+++ Rows
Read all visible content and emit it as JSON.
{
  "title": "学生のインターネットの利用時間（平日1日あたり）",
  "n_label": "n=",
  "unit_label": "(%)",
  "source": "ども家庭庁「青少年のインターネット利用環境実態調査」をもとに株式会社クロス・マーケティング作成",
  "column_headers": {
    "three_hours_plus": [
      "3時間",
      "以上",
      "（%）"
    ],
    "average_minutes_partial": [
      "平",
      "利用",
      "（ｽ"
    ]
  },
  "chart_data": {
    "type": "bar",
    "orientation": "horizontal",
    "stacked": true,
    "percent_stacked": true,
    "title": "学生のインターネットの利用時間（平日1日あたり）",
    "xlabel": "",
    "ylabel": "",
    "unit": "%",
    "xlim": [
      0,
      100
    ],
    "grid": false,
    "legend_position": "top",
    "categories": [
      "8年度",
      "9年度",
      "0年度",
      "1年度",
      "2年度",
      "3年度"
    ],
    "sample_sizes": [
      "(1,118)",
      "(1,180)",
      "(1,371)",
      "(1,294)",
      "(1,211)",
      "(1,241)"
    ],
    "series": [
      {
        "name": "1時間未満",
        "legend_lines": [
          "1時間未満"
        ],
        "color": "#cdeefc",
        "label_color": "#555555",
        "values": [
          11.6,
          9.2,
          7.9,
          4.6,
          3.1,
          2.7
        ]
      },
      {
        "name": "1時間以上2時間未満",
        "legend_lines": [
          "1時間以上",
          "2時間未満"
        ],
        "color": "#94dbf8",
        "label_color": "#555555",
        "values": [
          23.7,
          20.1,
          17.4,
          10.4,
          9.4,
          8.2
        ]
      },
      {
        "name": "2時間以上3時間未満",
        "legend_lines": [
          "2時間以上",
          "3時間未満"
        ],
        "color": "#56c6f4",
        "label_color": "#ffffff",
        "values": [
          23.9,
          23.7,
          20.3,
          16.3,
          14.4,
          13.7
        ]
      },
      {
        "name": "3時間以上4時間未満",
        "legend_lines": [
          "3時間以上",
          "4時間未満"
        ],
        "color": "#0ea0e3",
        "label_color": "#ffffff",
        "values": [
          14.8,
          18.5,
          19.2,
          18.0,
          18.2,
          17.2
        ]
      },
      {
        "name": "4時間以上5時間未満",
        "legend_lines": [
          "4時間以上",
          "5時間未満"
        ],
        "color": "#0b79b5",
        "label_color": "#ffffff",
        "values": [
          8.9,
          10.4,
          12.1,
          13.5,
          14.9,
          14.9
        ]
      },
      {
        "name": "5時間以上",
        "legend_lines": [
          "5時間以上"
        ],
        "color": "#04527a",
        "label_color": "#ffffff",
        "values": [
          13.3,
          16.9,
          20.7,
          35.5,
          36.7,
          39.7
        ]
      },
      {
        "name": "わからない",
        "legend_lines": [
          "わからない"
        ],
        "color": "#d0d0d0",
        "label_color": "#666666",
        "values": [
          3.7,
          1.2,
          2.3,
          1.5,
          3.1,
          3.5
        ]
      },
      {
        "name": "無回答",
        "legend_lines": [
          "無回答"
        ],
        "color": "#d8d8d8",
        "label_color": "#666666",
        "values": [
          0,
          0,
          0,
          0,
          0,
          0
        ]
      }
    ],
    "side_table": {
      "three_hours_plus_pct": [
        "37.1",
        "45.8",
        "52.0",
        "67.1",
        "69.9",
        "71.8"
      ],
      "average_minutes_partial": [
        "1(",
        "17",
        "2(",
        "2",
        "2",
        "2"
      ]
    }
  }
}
++++++
## What this task involves
Set down every record above exactly as given.

## Response
Read all visible content and emit it as JSON.
{
  "title": "学生のインターネットの利用時間（平日1日あたり）",
  "n_label": "n=",
  "unit_label": "(%)",
  "source": "ども家庭庁「青少年のインターネット利用環境実態調査」をもとに株式会社クロス・マーケティング作成",
  "column_headers": {
    "three_hours_plus": [
      "3時間",
      "以上",
      "（%）"
    ],
    "average_minutes_partial": [
      "平",
      "利用",
      "（ｽ"
    ]
  },
  "chart_data": {
    "type": "bar",
    "orientation": "horizontal",
    "stacked": true,
    "percent_stacked": true,
    "title": "学生のインターネットの利用時間（平日1日あたり）",
    "xlabel": "",
    "ylabel": "",
    "unit": "%",
    "xlim": [
      0,
      100
    ],
    "grid": false,
    "legend_position": "top",
    "categories": [
      "8年度",
      "9年度",
      "0年度",
      "1年度",
      "2年度",
      "3年度"
    ],
    "sample_sizes": [
      "(1,118)",
      "(1,180)",
      "(1,371)",
      "(1,294)",
      "(1,211)",
      "(1,241)"
    ],
    "series": [
      {
        "name": "1時間未満",
        "legend_lines": [
          "1時間未満"
        ],
        "color": "#cdeefc",
        "label_color": "#555555",
        "values": [
          11.6,
          9.2,
          7.9,
          4.6,
          3.1,
          2.7
        ]
      },
      {
        "name": "1時間以上2時間未満",
        "legend_lines": [
          "1時間以上",
          "2時間未満"
        ],
        "color": "#94dbf8",
        "label_color": "#555555",
        "values": [
          23.7,
          20.1,
          17.4,
          10.4,
          9.4,
          8.2
        ]
      },
      {
        "name": "2時間以上3時間未満",
        "legend_lines": [
          "2時間以上",
          "3時間未満"
        ],
        "color": "#56c6f4",
        "label_color": "#ffffff",
        "values": [
          23.9,
          23.7,
          20.3,
          16.3,
          14.4,
          13.7
        ]
      },
      {
        "name": "3時間以上4時間未満",
        "legend_lines": [
          "3時間以上",
          "4時間未満"
        ],
        "color": "#0ea0e3",
        "label_color": "#ffffff",
        "values": [
          14.8,
          18.5,
          19.2,
          18.0,
          18.2,
          17.2
        ]
      },
      {
        "name": "4時間以上5時間未満",
        "legend_lines": [
          "4時間以上",
          "5時間未満"
        ],
        "color": "#0b79b5",
        "label_color": "#ffffff",
        "values": [
          8.9,
          10.4,
          12.1,
          13.5,
          14.9,
          14.9
        ]
      },
      {
        "name": "5時間以上",
        "legend_lines": [
          "5時間以上"
        ],
        "color": "#04527a",
        "label_color": "#ffffff",
        "values": [
          13.3,
          16.9,
          20.7,
          35.5,
          36.7,
          39.7
        ]
      },
      {
        "name": "わからない",
        "legend_lines": [
          "わからない"
        ],
        "color": "#d0d0d0",
        "label_color": "#666666",
        "values": [
          3.7,
          1.2,
          2.3,
          1.5,
          3.1,
          3.5
        ]
      },
      {
        "name": "無回答",
        "legend_lines": [
          "無回答"
        ],
        "color": "#d8d8d8",
        "label_color": "#666666",
        "values": [
          0,
          0,
          0,
          0,
          0,
          0
        ]
      }
    ],
    "side_table": {
      "three_hours_plus_pct": [
        "37.1",
        "45.8",
        "52.0",
        "67.1",
        "69.9",
        "71.8"
      ],
      "average_minutes_partial": [
        "1(",
        "17",
        "2(",
        "2",
        "2",
        "2"
      ]
    }
  }
}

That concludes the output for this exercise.